INPUT:

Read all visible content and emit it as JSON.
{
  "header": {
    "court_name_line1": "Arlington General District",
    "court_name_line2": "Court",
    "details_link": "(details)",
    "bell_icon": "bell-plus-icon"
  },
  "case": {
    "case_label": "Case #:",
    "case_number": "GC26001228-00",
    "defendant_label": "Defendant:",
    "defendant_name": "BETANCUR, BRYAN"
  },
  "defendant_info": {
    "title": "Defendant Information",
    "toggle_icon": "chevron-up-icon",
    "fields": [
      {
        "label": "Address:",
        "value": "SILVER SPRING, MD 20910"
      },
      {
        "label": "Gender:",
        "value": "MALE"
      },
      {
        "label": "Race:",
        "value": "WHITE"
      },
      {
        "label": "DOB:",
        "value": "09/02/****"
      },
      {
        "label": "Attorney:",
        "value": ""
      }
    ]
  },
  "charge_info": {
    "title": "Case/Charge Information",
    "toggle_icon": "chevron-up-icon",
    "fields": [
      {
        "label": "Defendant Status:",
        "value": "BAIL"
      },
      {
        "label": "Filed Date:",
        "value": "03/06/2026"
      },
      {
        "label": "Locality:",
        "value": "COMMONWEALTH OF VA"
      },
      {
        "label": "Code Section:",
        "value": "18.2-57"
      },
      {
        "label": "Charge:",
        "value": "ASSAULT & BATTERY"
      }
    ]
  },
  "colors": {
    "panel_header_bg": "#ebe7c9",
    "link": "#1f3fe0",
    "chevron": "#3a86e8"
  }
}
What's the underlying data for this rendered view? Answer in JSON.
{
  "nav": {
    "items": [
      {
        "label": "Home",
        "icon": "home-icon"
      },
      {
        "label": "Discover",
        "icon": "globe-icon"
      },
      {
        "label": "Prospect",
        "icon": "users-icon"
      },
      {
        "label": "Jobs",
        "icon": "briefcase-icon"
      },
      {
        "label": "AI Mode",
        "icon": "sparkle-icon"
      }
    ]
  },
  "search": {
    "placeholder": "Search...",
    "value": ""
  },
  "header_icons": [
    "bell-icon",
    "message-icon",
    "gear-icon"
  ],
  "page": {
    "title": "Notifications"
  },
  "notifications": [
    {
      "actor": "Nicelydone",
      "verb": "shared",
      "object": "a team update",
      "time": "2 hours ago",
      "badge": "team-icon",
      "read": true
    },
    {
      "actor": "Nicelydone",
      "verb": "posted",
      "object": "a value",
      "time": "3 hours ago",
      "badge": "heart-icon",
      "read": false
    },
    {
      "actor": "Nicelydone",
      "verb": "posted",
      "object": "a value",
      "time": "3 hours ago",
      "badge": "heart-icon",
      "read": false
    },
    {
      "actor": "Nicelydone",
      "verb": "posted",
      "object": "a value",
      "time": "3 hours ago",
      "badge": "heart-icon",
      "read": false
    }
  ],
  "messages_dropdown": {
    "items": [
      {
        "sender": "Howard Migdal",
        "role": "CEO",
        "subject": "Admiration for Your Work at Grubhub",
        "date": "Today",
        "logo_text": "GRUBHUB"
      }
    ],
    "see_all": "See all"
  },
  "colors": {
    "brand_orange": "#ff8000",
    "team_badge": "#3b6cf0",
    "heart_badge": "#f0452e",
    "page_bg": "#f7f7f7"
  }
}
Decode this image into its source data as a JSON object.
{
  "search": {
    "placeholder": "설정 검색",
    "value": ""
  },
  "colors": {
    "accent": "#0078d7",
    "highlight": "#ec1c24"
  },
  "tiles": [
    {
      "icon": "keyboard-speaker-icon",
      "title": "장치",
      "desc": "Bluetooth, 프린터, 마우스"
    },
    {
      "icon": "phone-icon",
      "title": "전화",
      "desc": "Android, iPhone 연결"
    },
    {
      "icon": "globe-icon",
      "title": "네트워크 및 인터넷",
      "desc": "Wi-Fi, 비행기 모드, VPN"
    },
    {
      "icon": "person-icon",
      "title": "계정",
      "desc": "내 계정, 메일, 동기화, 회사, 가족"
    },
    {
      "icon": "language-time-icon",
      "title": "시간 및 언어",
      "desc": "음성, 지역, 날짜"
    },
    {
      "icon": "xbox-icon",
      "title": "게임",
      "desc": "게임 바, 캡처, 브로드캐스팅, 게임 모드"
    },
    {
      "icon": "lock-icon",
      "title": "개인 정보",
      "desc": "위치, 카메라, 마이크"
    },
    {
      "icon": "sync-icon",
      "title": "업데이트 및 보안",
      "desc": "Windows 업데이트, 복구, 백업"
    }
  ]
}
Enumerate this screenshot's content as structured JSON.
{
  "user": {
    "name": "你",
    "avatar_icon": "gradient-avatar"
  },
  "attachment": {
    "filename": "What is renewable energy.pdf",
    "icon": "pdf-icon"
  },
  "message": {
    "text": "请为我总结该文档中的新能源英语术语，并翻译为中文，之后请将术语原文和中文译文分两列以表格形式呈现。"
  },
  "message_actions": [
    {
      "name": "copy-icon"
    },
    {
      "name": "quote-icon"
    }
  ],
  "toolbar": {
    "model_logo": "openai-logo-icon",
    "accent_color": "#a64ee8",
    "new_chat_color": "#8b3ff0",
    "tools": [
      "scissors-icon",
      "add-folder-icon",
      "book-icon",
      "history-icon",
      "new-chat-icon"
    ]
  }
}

WHAT THE EXERCISE ASKS:
Reproduce exactly, with nothing added, the lines from the one that contains "Enumerate this screenshot's" to the end of the data.

TASK RESULT:
Enumerate this screenshot's content as structured JSON.
{
  "user": {
    "name": "你",
    "avatar_icon": "gradient-avatar"
  },
  "attachment": {
    "filename": "What is renewable energy.pdf",
    "icon": "pdf-icon"
  },
  "message": {
    "text": "请为我总结该文档中的新能源英语术语，并翻译为中文，之后请将术语原文和中文译文分两列以表格形式呈现。"
  },
  "message_actions": [
    {
      "name": "copy-icon"
    },
    {
      "name": "quote-icon"
    }
  ],
  "toolbar": {
    "model_logo": "openai-logo-icon",
    "accent_color": "#a64ee8",
    "new_chat_color": "#8b3ff0",
    "tools": [
      "scissors-icon",
      "add-folder-icon",
      "book-icon",
      "history-icon",
      "new-chat-icon"
    ]
  }
}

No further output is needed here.